• **Set task**:
Select and reproduce each line of the listing below that bears the string "name".

• **Source data**:

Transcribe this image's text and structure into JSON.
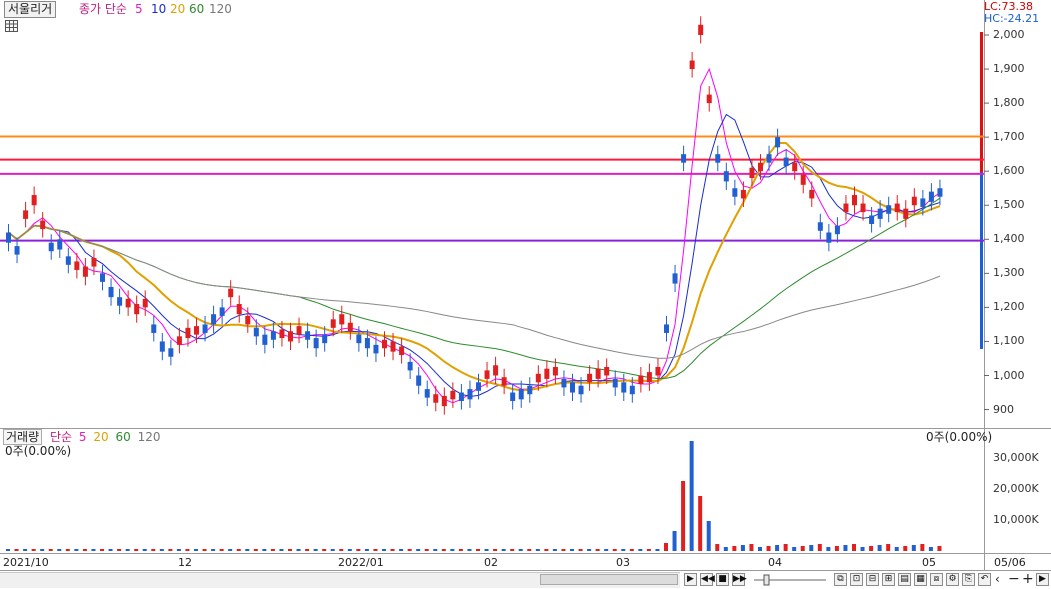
{
  "header": {
    "title": "서울리거",
    "indicator_label": "종가 단순",
    "ma_periods": [
      "5",
      "10",
      "20",
      "60",
      "120"
    ],
    "ma_colors": [
      "#ff00ff",
      "#1a2ecc",
      "#e0a000",
      "#2e8b2e",
      "#888888"
    ],
    "lc_text": "LC:73.38",
    "hc_text": "HC:-24.21",
    "lc_color": "#d40000",
    "hc_color": "#1a5ed8"
  },
  "price_axis": {
    "ticks": [
      "2,000",
      "1,900",
      "1,800",
      "1,700",
      "1,600",
      "1,500",
      "1,400",
      "1,300",
      "1,200",
      "1,100",
      "1,000",
      "900"
    ]
  },
  "volume_panel": {
    "title": "거래량",
    "indicator_label": "단순",
    "ma_periods": [
      "5",
      "20",
      "60",
      "120"
    ],
    "left_value": "0주(0.00%)",
    "right_value": "0주(0.00%)",
    "ticks": [
      "30,000K",
      "20,000K",
      "10,000K"
    ]
  },
  "date_axis": {
    "labels": [
      "2021/10",
      "12",
      "2022/01",
      "02",
      "03",
      "04",
      "05",
      "05/06"
    ]
  },
  "horizontal_lines": [
    {
      "name": "orange-line",
      "price": 1702,
      "color": "#ff8c1a"
    },
    {
      "name": "red-line",
      "price": 1634,
      "color": "#ff1a3c"
    },
    {
      "name": "magenta-line",
      "price": 1592,
      "color": "#e020c0"
    },
    {
      "name": "purple-line",
      "price": 1396,
      "color": "#8a22d8"
    }
  ],
  "colors": {
    "up": "#e02020",
    "down": "#2060d0",
    "background": "#ffffff",
    "grid": "#d8d8d8"
  },
  "toolbar": {
    "zoom_minus_label": "−",
    "zoom_plus_label": "+"
  }
}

• **Answer to this exercise**:
      "name": "orange-line",
      "name": "red-line",
      "name": "magenta-line",
      "name": "purple-line",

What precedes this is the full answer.